● EXERCISE OBJECTIVE: Check every line of the material below for the string "القاسم", and return the ones that have it.

● LISTED ENTRIES:
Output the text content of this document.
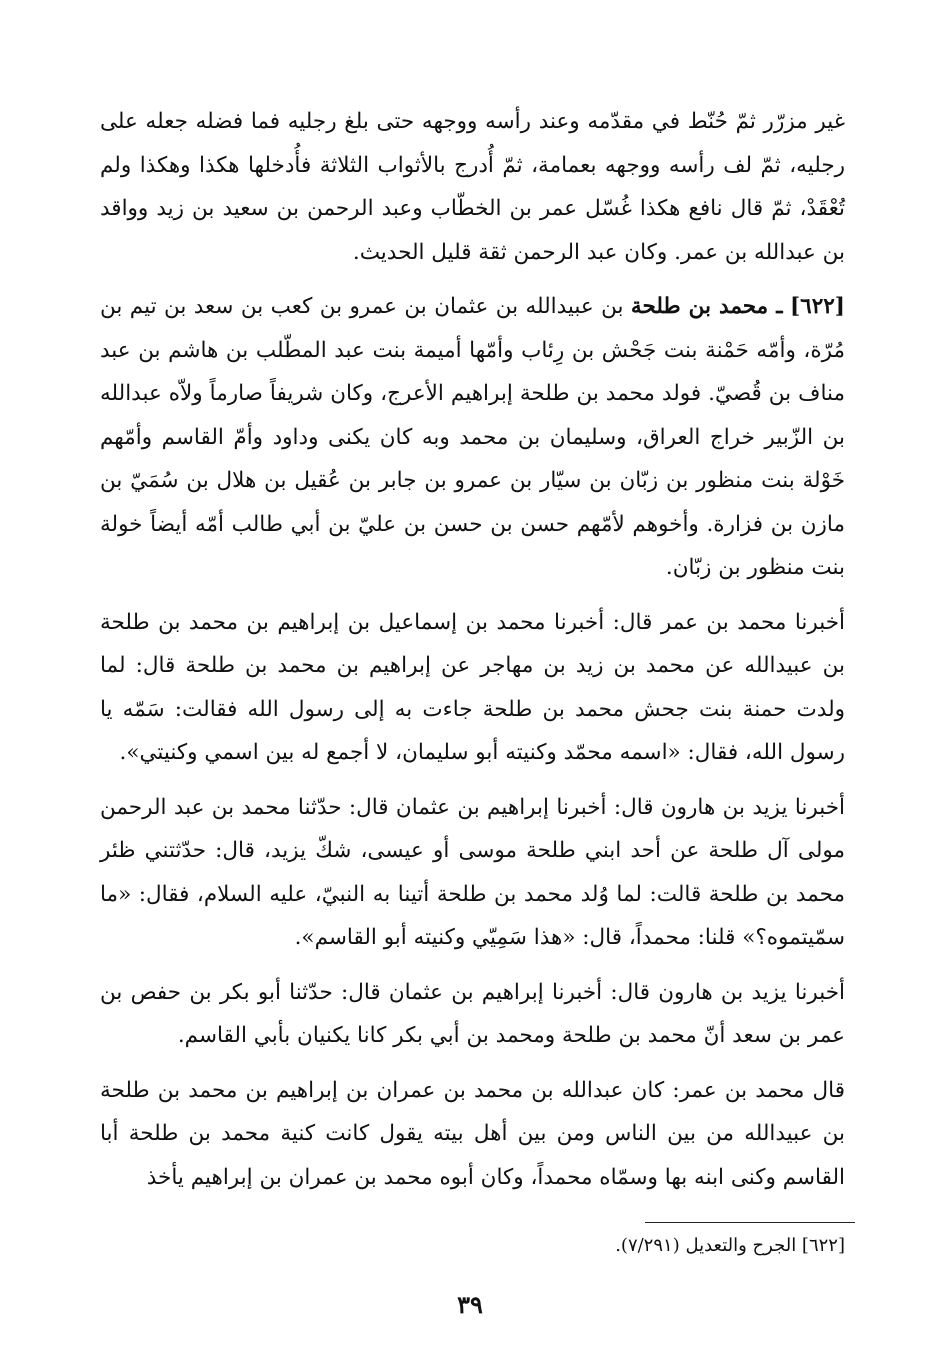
غير مزرّر ثمّ حُنّط في مقدّمه وعند رأسه ووجهه حتى بلغ رجليه فما فضله جعله على رجليه، ثمّ لف رأسه ووجهه بعمامة، ثمّ أُدرج بالأثواب الثلاثة فأُدخلها هكذا وهكذا ولم تُعْقَدْ، ثمّ قال نافع هكذا غُسّل عمر بن الخطّاب وعبد الرحمن بن سعيد بن زيد وواقد بن عبدالله بن عمر. وكان عبد الرحمن ثقة قليل الحديث.

[٦٢٢] ـ محمد بن طلحة بن عبيدالله بن عثمان بن عمرو بن كعب بن سعد بن تيم بن مُرّة، وأمّه حَمْنة بنت جَحْش بن رِئاب وأمّها أميمة بنت عبد المطّلب بن هاشم بن عبد مناف بن قُصيّ. فولد محمد بن طلحة إبراهيم الأعرج، وكان شريفاً صارماً ولاّه عبدالله بن الزّبير خراج العراق، وسليمان بن محمد وبه كان يكنى وداود وأمّ القاسم وأمّهم خَوْلة بنت منظور بن زبّان بن سيّار بن عمرو بن جابر بن عُقيل بن هلال بن سُمَيّ بن مازن بن فزارة. وأخوهم لأمّهم حسن بن حسن بن عليّ بن أبي طالب أمّه أيضاً خولة بنت منظور بن زبّان.

أخبرنا محمد بن عمر قال: أخبرنا محمد بن إسماعيل بن إبراهيم بن محمد بن طلحة بن عبيدالله عن محمد بن زيد بن مهاجر عن إبراهيم بن محمد بن طلحة قال: لما ولدت حمنة بنت جحش محمد بن طلحة جاءت به إلى رسول الله فقالت: سَمّه يا رسول الله، فقال: «اسمه محمّد وكنيته أبو سليمان، لا أجمع له بين اسمي وكنيتي».

أخبرنا يزيد بن هارون قال: أخبرنا إبراهيم بن عثمان قال: حدّثنا محمد بن عبد الرحمن مولى آل طلحة عن أحد ابني طلحة موسى أو عيسى، شكّ يزيد، قال: حدّثتني ظئر محمد بن طلحة قالت: لما وُلد محمد بن طلحة أتينا به النبيّ، عليه السلام، فقال: «ما سمّيتموه؟» قلنا: محمداً، قال: «هذا سَمِيّي وكنيته أبو القاسم».

أخبرنا يزيد بن هارون قال: أخبرنا إبراهيم بن عثمان قال: حدّثنا أبو بكر بن حفص بن عمر بن سعد أنّ محمد بن طلحة ومحمد بن أبي بكر كانا يكنيان بأبي القاسم.

قال محمد بن عمر: كان عبدالله بن محمد بن عمران بن إبراهيم بن محمد بن طلحة بن عبيدالله من بين الناس ومن بين أهل بيته يقول كانت كنية محمد بن طلحة أبا القاسم وكنى ابنه بها وسمّاه محمداً، وكان أبوه محمد بن عمران بن إبراهيم يأخذ

[٦٢٢] الجرح والتعديل (٧/٢٩١).
٣٩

● TASK ANSWER:
[٦٢٢] ـ محمد بن طلحة بن عبيدالله بن عثمان بن عمرو بن كعب بن سعد بن تيم بن مُرّة، وأمّه حَمْنة بنت جَحْش بن رِئاب وأمّها أميمة بنت عبد المطّلب بن هاشم بن عبد مناف بن قُصيّ. فولد محمد بن طلحة إبراهيم الأعرج، وكان شريفاً صارماً ولاّه عبدالله بن الزّبير خراج العراق، وسليمان بن محمد وبه كان يكنى وداود وأمّ القاسم وأمّهم خَوْلة بنت منظور بن زبّان بن سيّار بن عمرو بن جابر بن عُقيل بن هلال بن سُمَيّ بن مازن بن فزارة. وأخوهم لأمّهم حسن بن حسن بن عليّ بن أبي طالب أمّه أيضاً خولة بنت منظور بن زبّان.
أخبرنا يزيد بن هارون قال: أخبرنا إبراهيم بن عثمان قال: حدّثنا محمد بن عبد الرحمن مولى آل طلحة عن أحد ابني طلحة موسى أو عيسى، شكّ يزيد، قال: حدّثتني ظئر محمد بن طلحة قالت: لما وُلد محمد بن طلحة أتينا به النبيّ، عليه السلام، فقال: «ما سمّيتموه؟» قلنا: محمداً، قال: «هذا سَمِيّي وكنيته أبو القاسم».
أخبرنا يزيد بن هارون قال: أخبرنا إبراهيم بن عثمان قال: حدّثنا أبو بكر بن حفص بن عمر بن سعد أنّ محمد بن طلحة ومحمد بن أبي بكر كانا يكنيان بأبي القاسم.
قال محمد بن عمر: كان عبدالله بن محمد بن عمران بن إبراهيم بن محمد بن طلحة بن عبيدالله من بين الناس ومن بين أهل بيته يقول كانت كنية محمد بن طلحة أبا القاسم وكنى ابنه بها وسمّاه محمداً، وكان أبوه محمد بن عمران بن إبراهيم يأخذ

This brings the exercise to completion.